Report every line in the listing below where the string "VREF" shows up.

— start Supplied data —

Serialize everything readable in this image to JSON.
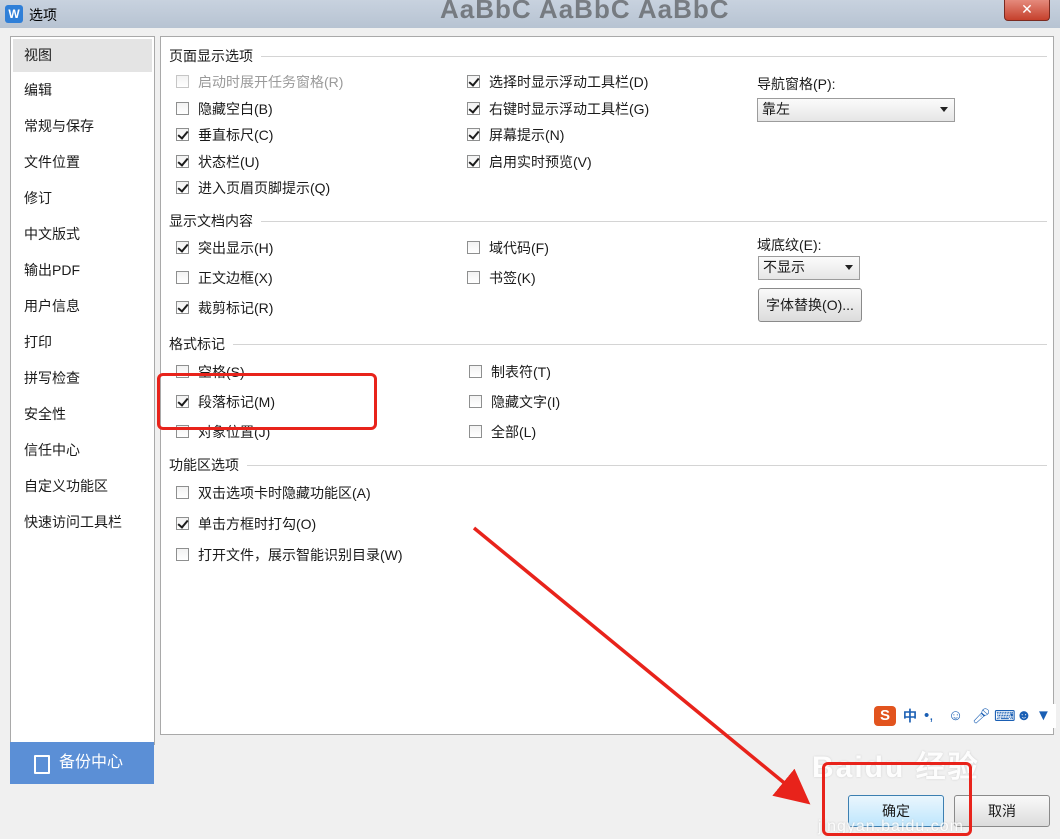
{
  "window": {
    "title": "选项",
    "app_icon_letter": "W",
    "close_glyph": "✕",
    "background_text": "AaBbC AaBbC AaBbC"
  },
  "sidebar": {
    "items": [
      {
        "label": "视图",
        "active": true
      },
      {
        "label": "编辑"
      },
      {
        "label": "常规与保存"
      },
      {
        "label": "文件位置"
      },
      {
        "label": "修订"
      },
      {
        "label": "中文版式"
      },
      {
        "label": "输出PDF"
      },
      {
        "label": "用户信息"
      },
      {
        "label": "打印"
      },
      {
        "label": "拼写检查"
      },
      {
        "label": "安全性"
      },
      {
        "label": "信任中心"
      },
      {
        "label": "自定义功能区"
      },
      {
        "label": "快速访问工具栏"
      }
    ],
    "backup_label": "备份中心"
  },
  "page_display": {
    "heading": "页面显示选项",
    "col1": [
      {
        "label": "启动时展开任务窗格(R)",
        "checked": false,
        "disabled": true
      },
      {
        "label": "隐藏空白(B)",
        "checked": false
      },
      {
        "label": "垂直标尺(C)",
        "checked": true
      },
      {
        "label": "状态栏(U)",
        "checked": true
      },
      {
        "label": "进入页眉页脚提示(Q)",
        "checked": true
      }
    ],
    "col2": [
      {
        "label": "选择时显示浮动工具栏(D)",
        "checked": true
      },
      {
        "label": "右键时显示浮动工具栏(G)",
        "checked": true
      },
      {
        "label": "屏幕提示(N)",
        "checked": true
      },
      {
        "label": "启用实时预览(V)",
        "checked": true
      }
    ],
    "nav_pane_label": "导航窗格(P):",
    "nav_pane_value": "靠左"
  },
  "doc_content": {
    "heading": "显示文档内容",
    "col1": [
      {
        "label": "突出显示(H)",
        "checked": true
      },
      {
        "label": "正文边框(X)",
        "checked": false
      },
      {
        "label": "裁剪标记(R)",
        "checked": true
      }
    ],
    "col2": [
      {
        "label": "域代码(F)",
        "checked": false
      },
      {
        "label": "书签(K)",
        "checked": false
      }
    ],
    "field_shading_label": "域底纹(E):",
    "field_shading_value": "不显示",
    "font_sub_button": "字体替换(O)..."
  },
  "format_marks": {
    "heading": "格式标记",
    "col1": [
      {
        "label": "空格(S)",
        "checked": false
      },
      {
        "label": "段落标记(M)",
        "checked": true
      },
      {
        "label": "对象位置(J)",
        "checked": false
      }
    ],
    "col2": [
      {
        "label": "制表符(T)",
        "checked": false
      },
      {
        "label": "隐藏文字(I)",
        "checked": false
      },
      {
        "label": "全部(L)",
        "checked": false
      }
    ]
  },
  "ribbon_options": {
    "heading": "功能区选项",
    "items": [
      {
        "label": "双击选项卡时隐藏功能区(A)",
        "checked": false
      },
      {
        "label": "单击方框时打勾(O)",
        "checked": true
      },
      {
        "label": "打开文件，展示智能识别目录(W)",
        "checked": false
      }
    ]
  },
  "buttons": {
    "ok": "确定",
    "cancel": "取消"
  },
  "ime_bar": {
    "logo": "S",
    "mode": "中"
  },
  "watermark": {
    "brand": "Baidu 经验",
    "url": "jingyan.baidu.com"
  },
  "colors": {
    "annotation_red": "#e8231b",
    "backup_blue": "#5b8fd6"
  }
}
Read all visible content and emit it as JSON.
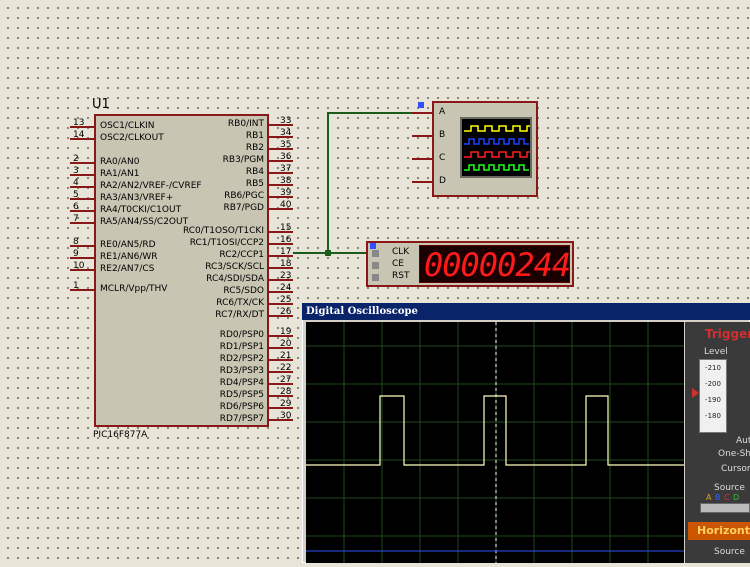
{
  "chip": {
    "ref": "U1",
    "part": "PIC16F877A",
    "left_pins": [
      {
        "num": "13",
        "name": "OSC1/CLKIN"
      },
      {
        "num": "14",
        "name": "OSC2/CLKOUT"
      },
      {
        "num": "2",
        "name": "RA0/AN0"
      },
      {
        "num": "3",
        "name": "RA1/AN1"
      },
      {
        "num": "4",
        "name": "RA2/AN2/VREF-/CVREF"
      },
      {
        "num": "5",
        "name": "RA3/AN3/VREF+"
      },
      {
        "num": "6",
        "name": "RA4/T0CKI/C1OUT"
      },
      {
        "num": "7",
        "name": "RA5/AN4/SS/C2OUT"
      },
      {
        "num": "8",
        "name": "RE0/AN5/RD"
      },
      {
        "num": "9",
        "name": "RE1/AN6/WR"
      },
      {
        "num": "10",
        "name": "RE2/AN7/CS"
      },
      {
        "num": "1",
        "name": "MCLR/Vpp/THV"
      }
    ],
    "right_pins": [
      {
        "num": "33",
        "name": "RB0/INT"
      },
      {
        "num": "34",
        "name": "RB1"
      },
      {
        "num": "35",
        "name": "RB2"
      },
      {
        "num": "36",
        "name": "RB3/PGM"
      },
      {
        "num": "37",
        "name": "RB4"
      },
      {
        "num": "38",
        "name": "RB5"
      },
      {
        "num": "39",
        "name": "RB6/PGC"
      },
      {
        "num": "40",
        "name": "RB7/PGD"
      },
      {
        "num": "15",
        "name": "RC0/T1OSO/T1CKI"
      },
      {
        "num": "16",
        "name": "RC1/T1OSI/CCP2"
      },
      {
        "num": "17",
        "name": "RC2/CCP1"
      },
      {
        "num": "18",
        "name": "RC3/SCK/SCL"
      },
      {
        "num": "23",
        "name": "RC4/SDI/SDA"
      },
      {
        "num": "24",
        "name": "RC5/SDO"
      },
      {
        "num": "25",
        "name": "RC6/TX/CK"
      },
      {
        "num": "26",
        "name": "RC7/RX/DT"
      },
      {
        "num": "19",
        "name": "RD0/PSP0"
      },
      {
        "num": "20",
        "name": "RD1/PSP1"
      },
      {
        "num": "21",
        "name": "RD2/PSP2"
      },
      {
        "num": "22",
        "name": "RD3/PSP3"
      },
      {
        "num": "27",
        "name": "RD4/PSP4"
      },
      {
        "num": "28",
        "name": "RD5/PSP5"
      },
      {
        "num": "29",
        "name": "RD6/PSP6"
      },
      {
        "num": "30",
        "name": "RD7/PSP7"
      }
    ]
  },
  "oscilloscope_instrument": {
    "channels": [
      "A",
      "B",
      "C",
      "D"
    ],
    "trace_colors": [
      "#ffff00",
      "#2040ff",
      "#ff2020",
      "#20ff20"
    ]
  },
  "counter": {
    "pins": [
      "CLK",
      "CE",
      "RST"
    ],
    "display": "00000244"
  },
  "scope_window": {
    "title": "Digital Oscilloscope",
    "trace_color": "#ffffc0",
    "trigger": {
      "title": "Trigger",
      "level_label": "Level",
      "level_ticks": [
        "-210",
        "-200",
        "-190",
        "-180"
      ],
      "auto_label": "Auto",
      "oneshot_label": "One-Shot",
      "cursors_label": "Cursors",
      "source_label": "Source",
      "source_letters": [
        "A",
        "B",
        "C",
        "D"
      ]
    },
    "horizontal": {
      "title": "Horizontal",
      "source_label": "Source"
    }
  },
  "colors": {
    "wire": "#1a5c1a",
    "component_outline": "#8a1818",
    "component_fill": "#c9c5b3"
  }
}
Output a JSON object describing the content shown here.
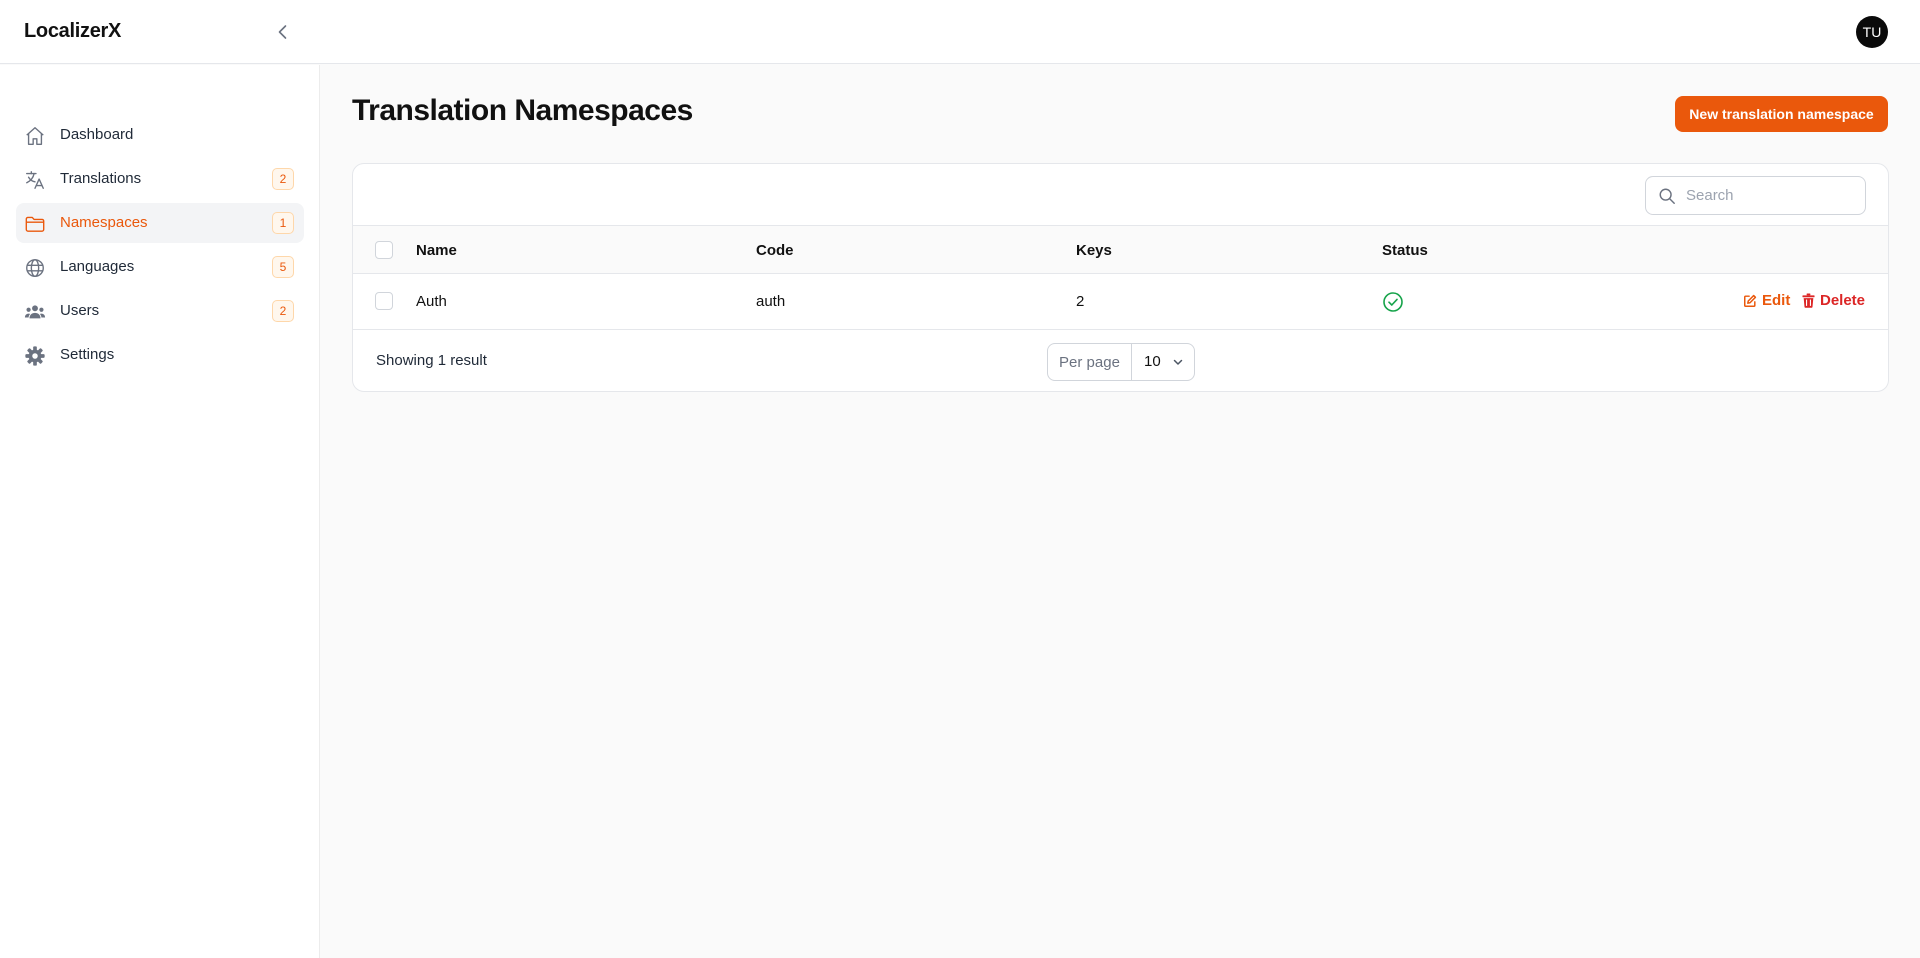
{
  "app": {
    "brand": "LocalizerX",
    "user_initials": "TU"
  },
  "sidebar": {
    "items": [
      {
        "label": "Dashboard",
        "icon": "home-icon",
        "badge": null,
        "active": false
      },
      {
        "label": "Translations",
        "icon": "translate-icon",
        "badge": "2",
        "active": false
      },
      {
        "label": "Namespaces",
        "icon": "folder-icon",
        "badge": "1",
        "active": true
      },
      {
        "label": "Languages",
        "icon": "globe-icon",
        "badge": "5",
        "active": false
      },
      {
        "label": "Users",
        "icon": "users-icon",
        "badge": "2",
        "active": false
      },
      {
        "label": "Settings",
        "icon": "gear-icon",
        "badge": null,
        "active": false
      }
    ]
  },
  "page": {
    "title": "Translation Namespaces",
    "new_button_label": "New translation namespace"
  },
  "search": {
    "placeholder": "Search",
    "value": ""
  },
  "table": {
    "columns": [
      "Name",
      "Code",
      "Keys",
      "Status"
    ],
    "rows": [
      {
        "name": "Auth",
        "code": "auth",
        "keys": "2",
        "status": "active"
      }
    ],
    "actions": {
      "edit": "Edit",
      "delete": "Delete"
    }
  },
  "pagination": {
    "summary": "Showing 1 result",
    "per_page_label": "Per page",
    "per_page_value": "10"
  },
  "colors": {
    "accent": "#ea580c",
    "danger": "#dc2626",
    "success": "#16a34a"
  }
}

— end Supplied data —

### Answer to the exercise
        "name": "RA2/AN2/VREF-/CVREF"
        "name": "RA3/AN3/VREF+"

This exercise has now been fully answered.